TASK STATEMENT: Do any lines in the data below contain "Blazing"? If so, copy every one of them.
::: LISTED RECORDS
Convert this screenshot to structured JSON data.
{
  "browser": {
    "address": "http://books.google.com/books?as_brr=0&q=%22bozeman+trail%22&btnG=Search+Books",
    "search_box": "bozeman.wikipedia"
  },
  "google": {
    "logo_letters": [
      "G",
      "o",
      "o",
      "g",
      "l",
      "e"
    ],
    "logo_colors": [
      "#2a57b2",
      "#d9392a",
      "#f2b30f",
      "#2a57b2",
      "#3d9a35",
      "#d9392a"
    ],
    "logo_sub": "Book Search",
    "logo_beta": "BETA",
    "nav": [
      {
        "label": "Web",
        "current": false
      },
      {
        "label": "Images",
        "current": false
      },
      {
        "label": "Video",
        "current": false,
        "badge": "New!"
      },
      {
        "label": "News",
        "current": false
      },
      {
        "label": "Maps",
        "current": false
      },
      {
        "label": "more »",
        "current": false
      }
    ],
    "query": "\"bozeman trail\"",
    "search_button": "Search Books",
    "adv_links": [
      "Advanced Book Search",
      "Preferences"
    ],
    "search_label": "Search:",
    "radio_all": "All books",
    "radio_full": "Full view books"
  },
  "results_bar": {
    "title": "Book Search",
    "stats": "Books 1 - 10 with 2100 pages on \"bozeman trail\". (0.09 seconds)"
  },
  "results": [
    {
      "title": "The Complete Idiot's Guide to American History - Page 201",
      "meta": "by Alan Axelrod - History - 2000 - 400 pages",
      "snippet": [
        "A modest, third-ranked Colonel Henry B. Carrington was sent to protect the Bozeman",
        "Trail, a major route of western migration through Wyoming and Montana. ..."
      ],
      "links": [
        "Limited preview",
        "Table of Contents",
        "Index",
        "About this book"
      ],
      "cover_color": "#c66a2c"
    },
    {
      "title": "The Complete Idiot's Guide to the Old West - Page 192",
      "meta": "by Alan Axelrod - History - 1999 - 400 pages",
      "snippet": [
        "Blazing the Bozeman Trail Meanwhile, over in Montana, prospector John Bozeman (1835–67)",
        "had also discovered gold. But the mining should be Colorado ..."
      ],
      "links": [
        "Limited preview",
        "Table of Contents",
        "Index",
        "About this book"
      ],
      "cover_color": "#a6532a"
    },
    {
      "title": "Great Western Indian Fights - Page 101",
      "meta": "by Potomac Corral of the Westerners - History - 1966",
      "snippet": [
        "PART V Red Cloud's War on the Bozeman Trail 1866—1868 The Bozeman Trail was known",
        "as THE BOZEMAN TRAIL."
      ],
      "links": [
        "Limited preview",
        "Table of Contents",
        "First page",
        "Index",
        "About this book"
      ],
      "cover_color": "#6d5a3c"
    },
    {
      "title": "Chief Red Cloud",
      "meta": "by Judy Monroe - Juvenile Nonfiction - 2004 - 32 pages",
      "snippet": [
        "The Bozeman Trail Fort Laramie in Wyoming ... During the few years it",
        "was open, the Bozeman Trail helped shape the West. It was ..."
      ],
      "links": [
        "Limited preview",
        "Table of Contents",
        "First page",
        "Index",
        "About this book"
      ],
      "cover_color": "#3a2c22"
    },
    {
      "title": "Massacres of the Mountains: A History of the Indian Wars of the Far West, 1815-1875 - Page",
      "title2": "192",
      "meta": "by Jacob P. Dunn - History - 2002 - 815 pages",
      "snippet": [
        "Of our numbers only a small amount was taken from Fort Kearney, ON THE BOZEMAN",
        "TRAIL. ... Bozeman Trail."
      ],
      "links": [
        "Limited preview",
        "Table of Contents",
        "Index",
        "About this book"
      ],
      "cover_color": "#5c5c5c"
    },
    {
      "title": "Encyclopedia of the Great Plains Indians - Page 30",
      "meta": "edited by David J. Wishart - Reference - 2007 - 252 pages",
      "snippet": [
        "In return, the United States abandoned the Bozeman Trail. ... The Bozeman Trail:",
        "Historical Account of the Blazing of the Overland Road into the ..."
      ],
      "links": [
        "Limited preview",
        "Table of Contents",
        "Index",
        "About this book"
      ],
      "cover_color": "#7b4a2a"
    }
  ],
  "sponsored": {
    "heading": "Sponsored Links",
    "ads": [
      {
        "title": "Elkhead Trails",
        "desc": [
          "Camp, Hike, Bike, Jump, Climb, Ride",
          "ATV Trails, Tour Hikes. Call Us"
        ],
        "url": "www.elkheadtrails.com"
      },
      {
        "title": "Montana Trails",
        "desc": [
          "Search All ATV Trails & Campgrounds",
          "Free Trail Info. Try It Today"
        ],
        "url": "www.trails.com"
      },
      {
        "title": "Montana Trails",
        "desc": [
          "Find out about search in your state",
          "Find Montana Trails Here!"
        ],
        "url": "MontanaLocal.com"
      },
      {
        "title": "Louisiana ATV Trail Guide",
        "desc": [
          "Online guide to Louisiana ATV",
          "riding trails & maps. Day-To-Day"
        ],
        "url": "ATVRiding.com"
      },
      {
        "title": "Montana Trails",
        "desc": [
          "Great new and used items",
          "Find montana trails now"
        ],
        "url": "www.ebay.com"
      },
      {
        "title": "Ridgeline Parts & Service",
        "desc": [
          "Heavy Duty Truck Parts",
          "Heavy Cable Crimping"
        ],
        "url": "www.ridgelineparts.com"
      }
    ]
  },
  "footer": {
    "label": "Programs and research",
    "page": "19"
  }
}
::::::
::: LISTED RECORDS
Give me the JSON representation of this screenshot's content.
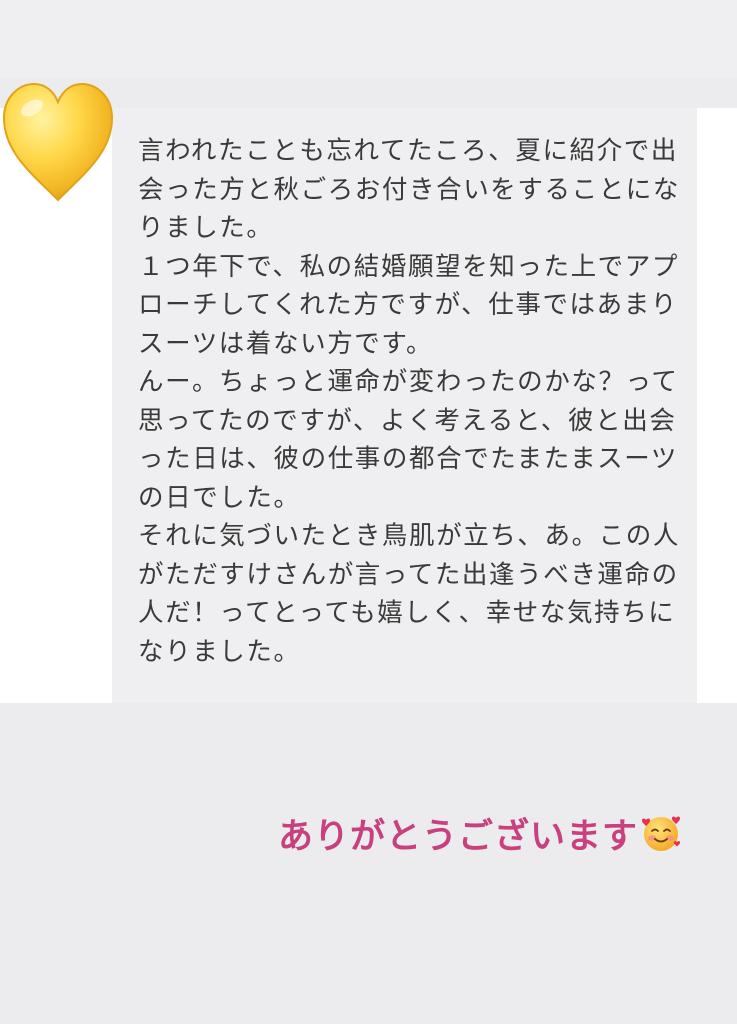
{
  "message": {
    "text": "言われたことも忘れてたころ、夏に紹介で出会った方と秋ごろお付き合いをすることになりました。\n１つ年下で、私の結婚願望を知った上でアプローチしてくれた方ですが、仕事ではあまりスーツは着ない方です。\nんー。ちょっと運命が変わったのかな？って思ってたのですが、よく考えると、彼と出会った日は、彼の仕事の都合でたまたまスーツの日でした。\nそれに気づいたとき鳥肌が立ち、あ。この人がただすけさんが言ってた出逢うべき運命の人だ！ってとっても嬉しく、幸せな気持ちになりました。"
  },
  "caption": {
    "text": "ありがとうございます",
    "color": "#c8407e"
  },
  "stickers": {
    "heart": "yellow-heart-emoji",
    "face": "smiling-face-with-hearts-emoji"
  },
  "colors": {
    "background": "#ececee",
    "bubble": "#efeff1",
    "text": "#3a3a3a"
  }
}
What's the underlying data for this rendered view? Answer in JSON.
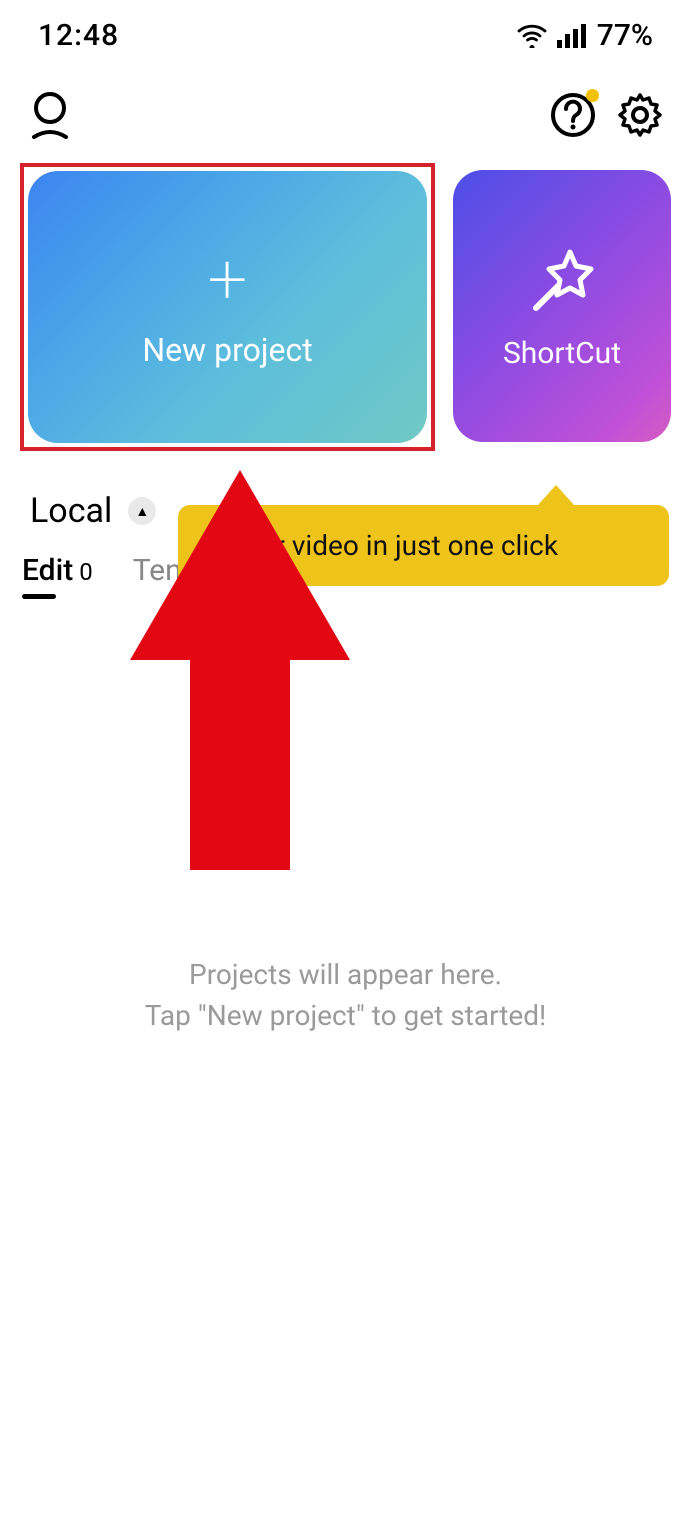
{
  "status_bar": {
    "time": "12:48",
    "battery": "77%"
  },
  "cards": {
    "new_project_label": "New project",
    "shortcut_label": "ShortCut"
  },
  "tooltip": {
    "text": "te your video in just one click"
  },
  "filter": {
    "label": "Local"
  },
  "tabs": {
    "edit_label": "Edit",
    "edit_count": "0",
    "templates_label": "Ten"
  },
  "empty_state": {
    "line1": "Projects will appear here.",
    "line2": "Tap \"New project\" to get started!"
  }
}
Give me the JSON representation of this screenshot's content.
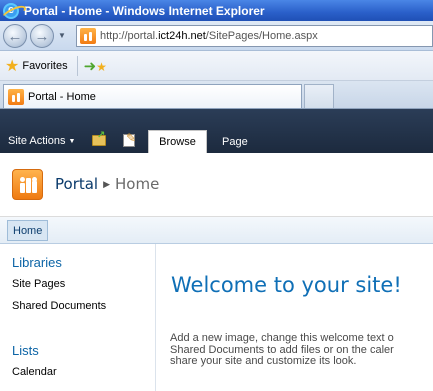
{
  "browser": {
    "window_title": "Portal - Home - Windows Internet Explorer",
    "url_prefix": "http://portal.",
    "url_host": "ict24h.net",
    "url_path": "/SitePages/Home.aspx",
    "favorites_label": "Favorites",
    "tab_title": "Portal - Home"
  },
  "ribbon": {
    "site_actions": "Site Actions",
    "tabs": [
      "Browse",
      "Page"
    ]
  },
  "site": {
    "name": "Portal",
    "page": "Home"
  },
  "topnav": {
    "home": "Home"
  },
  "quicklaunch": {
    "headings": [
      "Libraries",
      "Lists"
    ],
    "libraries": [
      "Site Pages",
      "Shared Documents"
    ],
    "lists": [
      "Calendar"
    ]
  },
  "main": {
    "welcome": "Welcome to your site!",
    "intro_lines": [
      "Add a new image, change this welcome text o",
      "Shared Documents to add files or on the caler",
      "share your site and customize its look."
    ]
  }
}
::::::
::: LISTED RECORDS
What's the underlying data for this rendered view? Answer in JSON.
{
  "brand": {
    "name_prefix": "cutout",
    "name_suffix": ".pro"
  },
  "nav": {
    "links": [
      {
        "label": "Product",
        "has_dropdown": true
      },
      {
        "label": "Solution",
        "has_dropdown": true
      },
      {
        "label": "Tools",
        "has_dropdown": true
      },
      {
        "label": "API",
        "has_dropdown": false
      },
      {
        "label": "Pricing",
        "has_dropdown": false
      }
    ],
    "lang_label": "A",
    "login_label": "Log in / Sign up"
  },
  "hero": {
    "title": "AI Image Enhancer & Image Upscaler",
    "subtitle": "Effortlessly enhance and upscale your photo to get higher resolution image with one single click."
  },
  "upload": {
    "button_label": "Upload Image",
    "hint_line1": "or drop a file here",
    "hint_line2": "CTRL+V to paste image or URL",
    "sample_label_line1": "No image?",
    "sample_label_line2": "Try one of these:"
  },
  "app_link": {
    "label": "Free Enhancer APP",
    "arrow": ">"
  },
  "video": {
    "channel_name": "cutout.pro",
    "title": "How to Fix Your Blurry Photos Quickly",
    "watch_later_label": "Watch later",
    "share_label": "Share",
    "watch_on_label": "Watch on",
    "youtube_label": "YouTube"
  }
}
::::::
OUTPUT FOR THIS EXERCISE:
        "Blazing the Bozeman Trail Meanwhile, over in Montana, prospector John Bozeman (1835–67)",
        "Historical Account of the Blazing of the Overland Road into the ..."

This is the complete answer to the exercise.